BEGIN
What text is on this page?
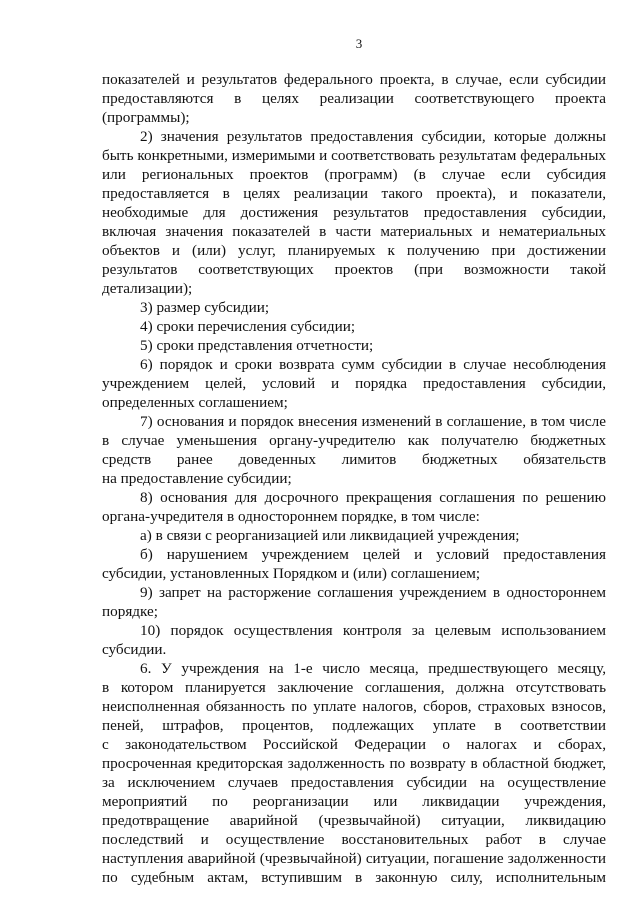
3
показателей и результатов федерального проекта, в случае, если субсидии
предоставляются в целях реализации соответствующего проекта
(программы);
2) значения результатов предоставления субсидии, которые должны
быть конкретными, измеримыми и соответствовать результатам федеральных
или региональных проектов (программ) (в случае если субсидия
предоставляется в целях реализации такого проекта), и показатели,
необходимые для достижения результатов предоставления субсидии,
включая значения показателей в части материальных и нематериальных
объектов и (или) услуг, планируемых к получению при достижении
результатов соответствующих проектов (при возможности такой
детализации);
3) размер субсидии;
4) сроки перечисления субсидии;
5) сроки представления отчетности;
6) порядок и сроки возврата сумм субсидии в случае несоблюдения
учреждением целей, условий и порядка предоставления субсидии,
определенных соглашением;
7) основания и порядок внесения изменений в соглашение, в том числе
в случае уменьшения органу-учредителю как получателю бюджетных
средств ранее доведенных лимитов бюджетных обязательств
на предоставление субсидии;
8) основания для досрочного прекращения соглашения по решению
органа-учредителя в одностороннем порядке, в том числе:
а) в связи с реорганизацией или ликвидацией учреждения;
б) нарушением учреждением целей и условий предоставления
субсидии, установленных Порядком и (или) соглашением;
9) запрет на расторжение соглашения учреждением в одностороннем
порядке;
10) порядок осуществления контроля за целевым использованием
субсидии.
6. У учреждения на 1-е число месяца, предшествующего месяцу,
в котором планируется заключение соглашения, должна отсутствовать
неисполненная обязанность по уплате налогов, сборов, страховых взносов,
пеней, штрафов, процентов, подлежащих уплате в соответствии
с законодательством Российской Федерации о налогах и сборах,
просроченная кредиторская задолженность по возврату в областной бюджет,
за исключением случаев предоставления субсидии на осуществление
мероприятий по реорганизации или ликвидации учреждения,
предотвращение аварийной (чрезвычайной) ситуации, ликвидацию
последствий и осуществление восстановительных работ в случае
наступления аварийной (чрезвычайной) ситуации, погашение задолженности
по судебным актам, вступившим в законную силу, исполнительным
END
◆ THE EXERCISE
Scan the records above for the string "значения", then select every line that holds it.

◆ IN RESPONSE
2) значения результатов предоставления субсидии, которые должны
включая значения показателей в части материальных и нематериальных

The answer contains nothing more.